#### [TASK INSTRUCTIONS]
Could you write out every entry exactly as it stands?

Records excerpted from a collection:
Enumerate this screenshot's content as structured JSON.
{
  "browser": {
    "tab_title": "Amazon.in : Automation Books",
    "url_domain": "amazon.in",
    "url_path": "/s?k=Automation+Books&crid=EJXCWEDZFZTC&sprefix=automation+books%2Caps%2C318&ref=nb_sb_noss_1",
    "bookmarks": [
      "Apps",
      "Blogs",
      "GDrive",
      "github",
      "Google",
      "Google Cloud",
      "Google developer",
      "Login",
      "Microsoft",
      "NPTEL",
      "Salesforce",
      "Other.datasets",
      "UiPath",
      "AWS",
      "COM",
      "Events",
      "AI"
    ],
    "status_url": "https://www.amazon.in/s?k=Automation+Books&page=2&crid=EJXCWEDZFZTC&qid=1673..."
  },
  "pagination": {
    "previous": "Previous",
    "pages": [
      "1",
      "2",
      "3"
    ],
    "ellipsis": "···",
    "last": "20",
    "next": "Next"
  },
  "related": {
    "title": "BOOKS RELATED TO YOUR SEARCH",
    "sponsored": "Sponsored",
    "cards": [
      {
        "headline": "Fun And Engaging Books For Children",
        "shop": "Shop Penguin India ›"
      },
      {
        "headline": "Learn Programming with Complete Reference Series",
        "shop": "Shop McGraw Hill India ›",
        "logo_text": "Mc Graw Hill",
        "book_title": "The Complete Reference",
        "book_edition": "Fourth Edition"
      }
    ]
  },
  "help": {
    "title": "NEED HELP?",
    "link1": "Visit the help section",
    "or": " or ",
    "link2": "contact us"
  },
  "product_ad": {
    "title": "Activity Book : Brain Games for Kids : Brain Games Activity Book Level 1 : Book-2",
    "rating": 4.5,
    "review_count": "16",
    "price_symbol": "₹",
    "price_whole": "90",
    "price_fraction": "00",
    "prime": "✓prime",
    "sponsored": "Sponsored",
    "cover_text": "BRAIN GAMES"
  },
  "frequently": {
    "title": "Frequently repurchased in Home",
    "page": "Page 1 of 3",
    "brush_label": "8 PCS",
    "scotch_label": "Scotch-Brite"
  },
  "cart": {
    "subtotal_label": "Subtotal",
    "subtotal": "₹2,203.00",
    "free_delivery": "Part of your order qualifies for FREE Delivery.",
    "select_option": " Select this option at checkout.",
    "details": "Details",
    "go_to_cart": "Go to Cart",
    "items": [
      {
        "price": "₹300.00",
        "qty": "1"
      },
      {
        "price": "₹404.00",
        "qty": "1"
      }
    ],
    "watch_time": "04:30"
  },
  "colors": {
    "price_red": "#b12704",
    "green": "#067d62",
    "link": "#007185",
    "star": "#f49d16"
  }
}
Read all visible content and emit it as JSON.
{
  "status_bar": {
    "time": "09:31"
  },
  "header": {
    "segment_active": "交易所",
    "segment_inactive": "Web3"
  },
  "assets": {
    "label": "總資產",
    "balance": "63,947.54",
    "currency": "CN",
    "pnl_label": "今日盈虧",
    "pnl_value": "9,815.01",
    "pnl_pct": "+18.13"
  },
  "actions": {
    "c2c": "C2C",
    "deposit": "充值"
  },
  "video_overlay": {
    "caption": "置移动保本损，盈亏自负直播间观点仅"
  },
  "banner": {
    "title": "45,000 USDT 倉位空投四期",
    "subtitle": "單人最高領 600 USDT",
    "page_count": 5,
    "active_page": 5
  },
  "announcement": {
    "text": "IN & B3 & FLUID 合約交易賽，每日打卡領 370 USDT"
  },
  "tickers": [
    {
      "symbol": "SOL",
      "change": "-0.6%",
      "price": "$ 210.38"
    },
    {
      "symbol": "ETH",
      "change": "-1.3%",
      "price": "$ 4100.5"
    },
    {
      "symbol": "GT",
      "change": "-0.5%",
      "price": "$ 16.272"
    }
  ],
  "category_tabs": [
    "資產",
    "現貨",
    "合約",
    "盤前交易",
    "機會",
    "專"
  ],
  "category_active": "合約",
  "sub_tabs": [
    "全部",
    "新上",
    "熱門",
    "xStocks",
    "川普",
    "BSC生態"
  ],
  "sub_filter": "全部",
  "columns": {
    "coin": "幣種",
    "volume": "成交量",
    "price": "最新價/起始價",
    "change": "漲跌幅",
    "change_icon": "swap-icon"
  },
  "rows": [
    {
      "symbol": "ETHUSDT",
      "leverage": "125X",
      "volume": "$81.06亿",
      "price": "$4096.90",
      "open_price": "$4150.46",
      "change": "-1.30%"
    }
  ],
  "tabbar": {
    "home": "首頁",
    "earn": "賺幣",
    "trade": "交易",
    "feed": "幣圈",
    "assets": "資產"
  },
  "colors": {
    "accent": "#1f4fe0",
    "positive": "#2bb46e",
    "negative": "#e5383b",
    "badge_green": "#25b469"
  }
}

#### [RESPONSE BELOW]
Enumerate this screenshot's content as structured JSON.
{
  "browser": {
    "tab_title": "Amazon.in : Automation Books",
    "url_domain": "amazon.in",
    "url_path": "/s?k=Automation+Books&crid=EJXCWEDZFZTC&sprefix=automation+books%2Caps%2C318&ref=nb_sb_noss_1",
    "bookmarks": [
      "Apps",
      "Blogs",
      "GDrive",
      "github",
      "Google",
      "Google Cloud",
      "Google developer",
      "Login",
      "Microsoft",
      "NPTEL",
      "Salesforce",
      "Other.datasets",
      "UiPath",
      "AWS",
      "COM",
      "Events",
      "AI"
    ],
    "status_url": "https://www.amazon.in/s?k=Automation+Books&page=2&crid=EJXCWEDZFZTC&qid=1673..."
  },
  "pagination": {
    "previous": "Previous",
    "pages": [
      "1",
      "2",
      "3"
    ],
    "ellipsis": "···",
    "last": "20",
    "next": "Next"
  },
  "related": {
    "title": "BOOKS RELATED TO YOUR SEARCH",
    "sponsored": "Sponsored",
    "cards": [
      {
        "headline": "Fun And Engaging Books For Children",
        "shop": "Shop Penguin India ›"
      },
      {
        "headline": "Learn Programming with Complete Reference Series",
        "shop": "Shop McGraw Hill India ›",
        "logo_text": "Mc Graw Hill",
        "book_title": "The Complete Reference",
        "book_edition": "Fourth Edition"
      }
    ]
  },
  "help": {
    "title": "NEED HELP?",
    "link1": "Visit the help section",
    "or": " or ",
    "link2": "contact us"
  },
  "product_ad": {
    "title": "Activity Book : Brain Games for Kids : Brain Games Activity Book Level 1 : Book-2",
    "rating": 4.5,
    "review_count": "16",
    "price_symbol": "₹",
    "price_whole": "90",
    "price_fraction": "00",
    "prime": "✓prime",
    "sponsored": "Sponsored",
    "cover_text": "BRAIN GAMES"
  },
  "frequently": {
    "title": "Frequently repurchased in Home",
    "page": "Page 1 of 3",
    "brush_label": "8 PCS",
    "scotch_label": "Scotch-Brite"
  },
  "cart": {
    "subtotal_label": "Subtotal",
    "subtotal": "₹2,203.00",
    "free_delivery": "Part of your order qualifies for FREE Delivery.",
    "select_option": " Select this option at checkout.",
    "details": "Details",
    "go_to_cart": "Go to Cart",
    "items": [
      {
        "price": "₹300.00",
        "qty": "1"
      },
      {
        "price": "₹404.00",
        "qty": "1"
      }
    ],
    "watch_time": "04:30"
  },
  "colors": {
    "price_red": "#b12704",
    "green": "#067d62",
    "link": "#007185",
    "star": "#f49d16"
  }
}
Read all visible content and emit it as JSON.
{
  "status_bar": {
    "time": "09:31"
  },
  "header": {
    "segment_active": "交易所",
    "segment_inactive": "Web3"
  },
  "assets": {
    "label": "總資產",
    "balance": "63,947.54",
    "currency": "CN",
    "pnl_label": "今日盈虧",
    "pnl_value": "9,815.01",
    "pnl_pct": "+18.13"
  },
  "actions": {
    "c2c": "C2C",
    "deposit": "充值"
  },
  "video_overlay": {
    "caption": "置移动保本损，盈亏自负直播间观点仅"
  },
  "banner": {
    "title": "45,000 USDT 倉位空投四期",
    "subtitle": "單人最高領 600 USDT",
    "page_count": 5,
    "active_page": 5
  },
  "announcement": {
    "text": "IN & B3 & FLUID 合約交易賽，每日打卡領 370 USDT"
  },
  "tickers": [
    {
      "symbol": "SOL",
      "change": "-0.6%",
      "price": "$ 210.38"
    },
    {
      "symbol": "ETH",
      "change": "-1.3%",
      "price": "$ 4100.5"
    },
    {
      "symbol": "GT",
      "change": "-0.5%",
      "price": "$ 16.272"
    }
  ],
  "category_tabs": [
    "資產",
    "現貨",
    "合約",
    "盤前交易",
    "機會",
    "專"
  ],
  "category_active": "合約",
  "sub_tabs": [
    "全部",
    "新上",
    "熱門",
    "xStocks",
    "川普",
    "BSC生態"
  ],
  "sub_filter": "全部",
  "columns": {
    "coin": "幣種",
    "volume": "成交量",
    "price": "最新價/起始價",
    "change": "漲跌幅",
    "change_icon": "swap-icon"
  },
  "rows": [
    {
      "symbol": "ETHUSDT",
      "leverage": "125X",
      "volume": "$81.06亿",
      "price": "$4096.90",
      "open_price": "$4150.46",
      "change": "-1.30%"
    }
  ],
  "tabbar": {
    "home": "首頁",
    "earn": "賺幣",
    "trade": "交易",
    "feed": "幣圈",
    "assets": "資產"
  },
  "colors": {
    "accent": "#1f4fe0",
    "positive": "#2bb46e",
    "negative": "#e5383b",
    "badge_green": "#25b469"
  }
}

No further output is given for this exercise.